Customer shall indemnify CIELO against any claims arising from Customer’s transmission of Prohibited Data or PII in violation of Sections 3.4 and 3.5.

3.6 Data Minimization.

Customer shall share with CIELO only the minimum data necessary for CIELO to perform the services described in the applicable SO. Customer shall not transmit data to CIELO that is not required for service delivery, even if such data is not in the Prohibited Data categories listed in Section 3.5.

3.7 Access to Customer Data.

During the Subscription Term, Customer may access Customer Data at any time.

3.8 Retrieval of Customer Data on Termination.

Upon request by Customer made within 60 days after the earlier of the effective date of termination of this Agreement or expiration of any Subscription Term, CIELO will make available to Customer for download a file of Customer Data in the current format in which it is stored in the Subscription Service. After such 60-day period, CIELO will have no obligation to maintain or provide any Customer Data and will thereafter (unless legally prohibited) delete all Customer Data in its systems or otherwise in its possession or under its control.

4. FEES

4.1 Fees.

Customer shall pay all fees as set forth in each SO. Unless otherwise specified in the applicable SO, all fees are due and payable within 60 days from the invoice date. Except as otherwise specified in the Agreement, payment obligations are non-cancelable, and fees paid are non-refundable.

4.2 Disputed Payments.

Customer may withhold any portion of an invoiced amount that is subject to a bona fide dispute, provided Customer: (a) gives CIELO written notice setting forth the reason for the dispute on or before the payment due date; (b) meets and confers in good faith with CIELO to resolve the dispute starting promptly after such notice; and (c) pays the disputed fees, if legitimate, promptly after resolution of the dispute.

4.3 Late Payment.

● **Work to do**:
a - In the contract excerpt, when are fees due unless the applicable SO says otherwise?
b - Reproduce the part of the contract excerpt that opens with the words containing "Customer shall indemnify" and closes with "3.6 Data Minimization.".
c - List every subsection heading in the contract excerpt that has a two-part number such as 3.6, along with its number.
The items that come next are separate from the contract excerpt.

● **Stored records**:
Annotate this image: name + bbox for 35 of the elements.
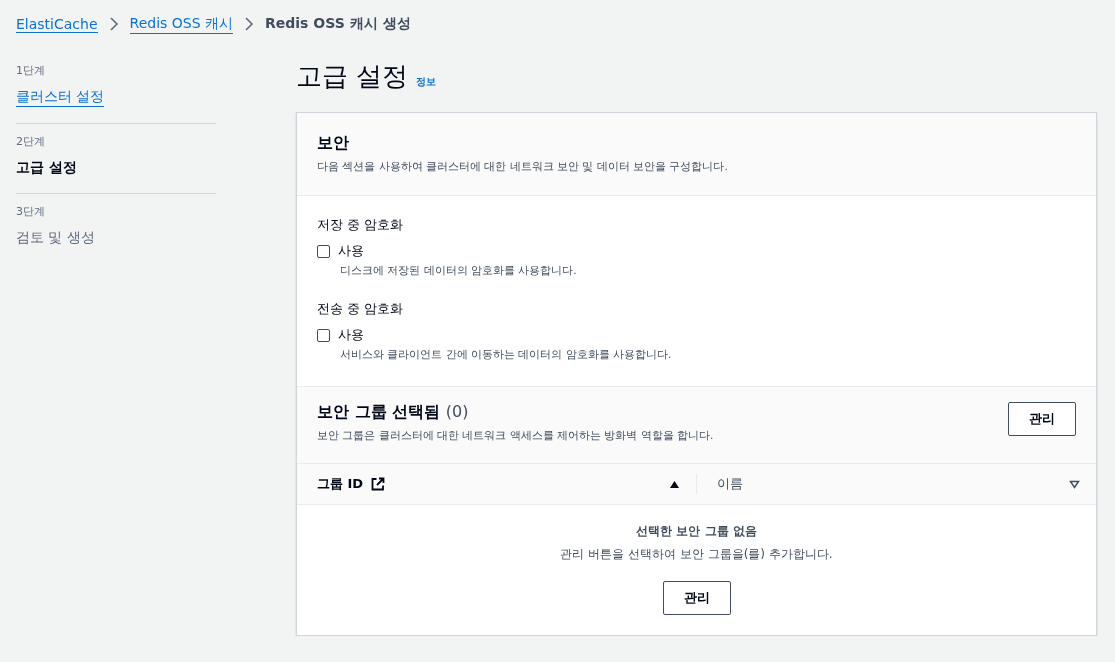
count: (0) [445, 402, 469, 421]
external-link-icon[interactable] [371, 477, 386, 491]
field-label: 전송 중 암호화 [317, 300, 405, 318]
step-number: 2단계 [16, 134, 46, 149]
breadcrumb-link[interactable]: ElastiCache [16, 15, 98, 33]
empty-state-title: 선택한 보안 그룹 없음 [636, 523, 757, 540]
step-number: 1단계 [16, 63, 46, 78]
checkbox[interactable] [317, 244, 330, 258]
checkbox-label: 사용 [338, 242, 364, 260]
section-title: 보안 그룹 선택됨 [317, 402, 441, 421]
step-title: 검토 및 생성 [16, 229, 95, 247]
sort-icon[interactable] [1069, 479, 1080, 489]
breadcrumb-current: Redis OSS 캐시 생성 [265, 15, 411, 33]
step-title: 고급 설정 [16, 159, 77, 177]
info-link[interactable]: 정보 [416, 75, 437, 89]
checkbox[interactable] [317, 328, 330, 342]
column-header[interactable]: 그룹 ID [317, 475, 364, 493]
empty-state-message: 관리 버튼을 선택하여 보안 그룹을(를) 추가합니다. [560, 546, 833, 563]
section-title: 보안 [317, 133, 350, 154]
manage-button[interactable]: 관리 [1008, 402, 1076, 436]
section-description: 다음 섹션을 사용하여 클러스터에 대한 네트워크 보안 및 데이터 보안을 구성합니다. [317, 160, 729, 174]
section-description: 보안 그룹은 클러스터에 대한 네트워크 액세스를 제어하는 방화벽 역할을 합니다. [317, 429, 714, 443]
field-label: 저장 중 암호화 [317, 216, 405, 234]
breadcrumb-link[interactable]: Redis OSS 캐시 [129, 14, 233, 34]
chevron-right-icon [107, 17, 120, 31]
chevron-right-icon [243, 17, 255, 31]
step-number: 3단계 [16, 204, 46, 219]
column-header[interactable]: 이름 [717, 475, 743, 493]
step-link[interactable]: 클러스터 설정 [16, 88, 105, 107]
manage-button[interactable]: 관리 [662, 581, 731, 615]
page-title: 고급 설정 [296, 60, 409, 93]
checkbox-description: 서비스와 클라이언트 간에 이동하는 데이터의 암호화를 사용합니다. [340, 348, 673, 362]
sort-ascending-icon[interactable] [669, 479, 680, 489]
checkbox-description: 디스크에 저장된 데이터의 암호화를 사용합니다. [340, 264, 578, 278]
checkbox-label: 사용 [338, 326, 364, 344]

● **Results by task**:
a - Within 60 days from the invoice date.

b -
Customer shall indemnify CIELO against any claims arising from Customer’s transmission of Prohibited Data or PII in violation of Sections 3.4 and 3.5.

3.6 Data Minimization.

c -
3.6 Data Minimization
3.7 Access to Customer Data
3.8 Retrieval of Customer Data on Termination
4.1 Fees
4.2 Disputed Payments
4.3 Late Payment